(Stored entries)

+---+

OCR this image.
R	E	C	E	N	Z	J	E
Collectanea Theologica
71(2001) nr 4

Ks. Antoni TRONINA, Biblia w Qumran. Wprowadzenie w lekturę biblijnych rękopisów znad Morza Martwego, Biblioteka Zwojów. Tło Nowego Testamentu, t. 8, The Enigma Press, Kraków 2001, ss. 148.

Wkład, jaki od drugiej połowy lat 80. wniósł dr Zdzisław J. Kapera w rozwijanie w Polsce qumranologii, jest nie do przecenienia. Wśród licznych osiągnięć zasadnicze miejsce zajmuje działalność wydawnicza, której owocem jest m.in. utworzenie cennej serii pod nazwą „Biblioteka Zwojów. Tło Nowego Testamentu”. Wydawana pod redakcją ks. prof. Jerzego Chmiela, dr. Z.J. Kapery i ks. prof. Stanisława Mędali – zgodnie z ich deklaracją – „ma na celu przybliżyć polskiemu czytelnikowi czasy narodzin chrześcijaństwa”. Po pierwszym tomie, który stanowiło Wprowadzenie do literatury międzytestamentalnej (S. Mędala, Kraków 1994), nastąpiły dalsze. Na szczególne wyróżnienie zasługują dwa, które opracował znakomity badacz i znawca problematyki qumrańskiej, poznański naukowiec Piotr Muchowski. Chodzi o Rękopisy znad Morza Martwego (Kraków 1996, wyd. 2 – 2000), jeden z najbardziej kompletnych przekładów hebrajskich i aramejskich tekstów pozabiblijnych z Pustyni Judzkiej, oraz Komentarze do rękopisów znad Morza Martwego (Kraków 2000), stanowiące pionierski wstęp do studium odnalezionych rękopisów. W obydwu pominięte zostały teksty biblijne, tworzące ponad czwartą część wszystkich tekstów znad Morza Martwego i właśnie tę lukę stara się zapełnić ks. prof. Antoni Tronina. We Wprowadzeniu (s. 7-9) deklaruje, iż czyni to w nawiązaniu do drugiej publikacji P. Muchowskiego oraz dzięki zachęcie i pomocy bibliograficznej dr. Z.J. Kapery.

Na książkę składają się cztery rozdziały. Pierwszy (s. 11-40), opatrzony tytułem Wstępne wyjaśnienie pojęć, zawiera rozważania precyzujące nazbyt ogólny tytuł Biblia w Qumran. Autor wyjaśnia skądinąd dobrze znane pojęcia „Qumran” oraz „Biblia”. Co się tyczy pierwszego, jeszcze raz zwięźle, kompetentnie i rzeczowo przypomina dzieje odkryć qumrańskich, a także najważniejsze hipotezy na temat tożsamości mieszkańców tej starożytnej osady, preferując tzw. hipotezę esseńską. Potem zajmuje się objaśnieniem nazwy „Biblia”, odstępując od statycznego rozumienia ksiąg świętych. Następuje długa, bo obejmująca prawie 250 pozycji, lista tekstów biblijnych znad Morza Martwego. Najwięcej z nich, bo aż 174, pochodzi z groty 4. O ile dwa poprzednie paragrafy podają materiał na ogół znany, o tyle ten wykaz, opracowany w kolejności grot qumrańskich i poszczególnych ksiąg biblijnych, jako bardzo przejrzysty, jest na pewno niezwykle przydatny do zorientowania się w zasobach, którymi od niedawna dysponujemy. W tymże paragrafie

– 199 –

+---+

Repeat the listing exactly, from its first line to its last.

OCR this image.
R	E	C	E	N	Z	J	E
Collectanea Theologica
71(2001) nr 4

Ks. Antoni TRONINA, Biblia w Qumran. Wprowadzenie w lekturę biblijnych rękopisów znad Morza Martwego, Biblioteka Zwojów. Tło Nowego Testamentu, t. 8, The Enigma Press, Kraków 2001, ss. 148.

Wkład, jaki od drugiej połowy lat 80. wniósł dr Zdzisław J. Kapera w rozwijanie w Polsce qumranologii, jest nie do przecenienia. Wśród licznych osiągnięć zasadnicze miejsce zajmuje działalność wydawnicza, której owocem jest m.in. utworzenie cennej serii pod nazwą „Biblioteka Zwojów. Tło Nowego Testamentu”. Wydawana pod redakcją ks. prof. Jerzego Chmiela, dr. Z.J. Kapery i ks. prof. Stanisława Mędali – zgodnie z ich deklaracją – „ma na celu przybliżyć polskiemu czytelnikowi czasy narodzin chrześcijaństwa”. Po pierwszym tomie, który stanowiło Wprowadzenie do literatury międzytestamentalnej (S. Mędala, Kraków 1994), nastąpiły dalsze. Na szczególne wyróżnienie zasługują dwa, które opracował znakomity badacz i znawca problematyki qumrańskiej, poznański naukowiec Piotr Muchowski. Chodzi o Rękopisy znad Morza Martwego (Kraków 1996, wyd. 2 – 2000), jeden z najbardziej kompletnych przekładów hebrajskich i aramejskich tekstów pozabiblijnych z Pustyni Judzkiej, oraz Komentarze do rękopisów znad Morza Martwego (Kraków 2000), stanowiące pionierski wstęp do studium odnalezionych rękopisów. W obydwu pominięte zostały teksty biblijne, tworzące ponad czwartą część wszystkich tekstów znad Morza Martwego i właśnie tę lukę stara się zapełnić ks. prof. Antoni Tronina. We Wprowadzeniu (s. 7-9) deklaruje, iż czyni to w nawiązaniu do drugiej publikacji P. Muchowskiego oraz dzięki zachęcie i pomocy bibliograficznej dr. Z.J. Kapery.

Na książkę składają się cztery rozdziały. Pierwszy (s. 11-40), opatrzony tytułem Wstępne wyjaśnienie pojęć, zawiera rozważania precyzujące nazbyt ogólny tytuł Biblia w Qumran. Autor wyjaśnia skądinąd dobrze znane pojęcia „Qumran” oraz „Biblia”. Co się tyczy pierwszego, jeszcze raz zwięźle, kompetentnie i rzeczowo przypomina dzieje odkryć qumrańskich, a także najważniejsze hipotezy na temat tożsamości mieszkańców tej starożytnej osady, preferując tzw. hipotezę esseńską. Potem zajmuje się objaśnieniem nazwy „Biblia”, odstępując od statycznego rozumienia ksiąg świętych. Następuje długa, bo obejmująca prawie 250 pozycji, lista tekstów biblijnych znad Morza Martwego. Najwięcej z nich, bo aż 174, pochodzi z groty 4. O ile dwa poprzednie paragrafy podają materiał na ogół znany, o tyle ten wykaz, opracowany w kolejności grot qumrańskich i poszczególnych ksiąg biblijnych, jako bardzo przejrzysty, jest na pewno niezwykle przydatny do zorientowania się w zasobach, którymi od niedawna dysponujemy. W tymże paragrafie

– 199 –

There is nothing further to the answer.